WHAT IS BEING ASKED. All of the data below must be repeated exactly.

DATA FOR THIS TASK.
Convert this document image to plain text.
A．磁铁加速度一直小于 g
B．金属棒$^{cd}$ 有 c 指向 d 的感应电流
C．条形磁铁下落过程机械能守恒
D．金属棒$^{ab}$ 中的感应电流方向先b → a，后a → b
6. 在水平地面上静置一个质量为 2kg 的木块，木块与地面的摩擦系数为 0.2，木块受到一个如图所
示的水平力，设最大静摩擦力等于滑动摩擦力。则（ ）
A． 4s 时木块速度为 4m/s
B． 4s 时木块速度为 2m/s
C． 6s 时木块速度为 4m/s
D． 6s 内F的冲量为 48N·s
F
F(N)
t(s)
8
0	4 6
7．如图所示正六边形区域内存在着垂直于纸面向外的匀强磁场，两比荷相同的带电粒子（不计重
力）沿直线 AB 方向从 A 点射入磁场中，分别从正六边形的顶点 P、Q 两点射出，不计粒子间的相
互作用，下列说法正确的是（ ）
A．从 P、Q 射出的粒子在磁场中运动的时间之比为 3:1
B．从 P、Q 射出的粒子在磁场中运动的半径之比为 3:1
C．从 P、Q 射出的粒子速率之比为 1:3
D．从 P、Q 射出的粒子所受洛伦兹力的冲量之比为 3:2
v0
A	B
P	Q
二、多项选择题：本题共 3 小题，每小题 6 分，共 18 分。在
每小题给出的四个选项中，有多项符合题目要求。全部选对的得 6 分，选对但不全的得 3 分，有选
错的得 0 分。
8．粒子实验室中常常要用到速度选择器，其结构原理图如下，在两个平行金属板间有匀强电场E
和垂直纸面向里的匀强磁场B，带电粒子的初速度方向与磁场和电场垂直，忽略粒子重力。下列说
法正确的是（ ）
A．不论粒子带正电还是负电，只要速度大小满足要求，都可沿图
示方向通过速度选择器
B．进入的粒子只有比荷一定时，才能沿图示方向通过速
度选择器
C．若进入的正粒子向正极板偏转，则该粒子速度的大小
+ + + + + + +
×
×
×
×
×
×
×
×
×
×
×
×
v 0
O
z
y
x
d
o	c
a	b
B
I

FULL RESPONSE.
Convert this document image to plain text.
A．磁铁加速度一直小于 g
B．金属棒$^{cd}$ 有 c 指向 d 的感应电流
C．条形磁铁下落过程机械能守恒
D．金属棒$^{ab}$ 中的感应电流方向先b → a，后a → b
6. 在水平地面上静置一个质量为 2kg 的木块，木块与地面的摩擦系数为 0.2，木块受到一个如图所
示的水平力，设最大静摩擦力等于滑动摩擦力。则（ ）
A． 4s 时木块速度为 4m/s
B． 4s 时木块速度为 2m/s
C． 6s 时木块速度为 4m/s
D． 6s 内F的冲量为 48N·s
F
F(N)
t(s)
8
0	4 6
7．如图所示正六边形区域内存在着垂直于纸面向外的匀强磁场，两比荷相同的带电粒子（不计重
力）沿直线 AB 方向从 A 点射入磁场中，分别从正六边形的顶点 P、Q 两点射出，不计粒子间的相
互作用，下列说法正确的是（ ）
A．从 P、Q 射出的粒子在磁场中运动的时间之比为 3:1
B．从 P、Q 射出的粒子在磁场中运动的半径之比为 3:1
C．从 P、Q 射出的粒子速率之比为 1:3
D．从 P、Q 射出的粒子所受洛伦兹力的冲量之比为 3:2
v0
A	B
P	Q
二、多项选择题：本题共 3 小题，每小题 6 分，共 18 分。在
每小题给出的四个选项中，有多项符合题目要求。全部选对的得 6 分，选对但不全的得 3 分，有选
错的得 0 分。
8．粒子实验室中常常要用到速度选择器，其结构原理图如下，在两个平行金属板间有匀强电场E
和垂直纸面向里的匀强磁场B，带电粒子的初速度方向与磁场和电场垂直，忽略粒子重力。下列说
法正确的是（ ）
A．不论粒子带正电还是负电，只要速度大小满足要求，都可沿图
示方向通过速度选择器
B．进入的粒子只有比荷一定时，才能沿图示方向通过速
度选择器
C．若进入的正粒子向正极板偏转，则该粒子速度的大小
+ + + + + + +
×
×
×
×
×
×
×
×
×
×
×
×
v 0
O
z
y
x
d
o	c
a	b
B
I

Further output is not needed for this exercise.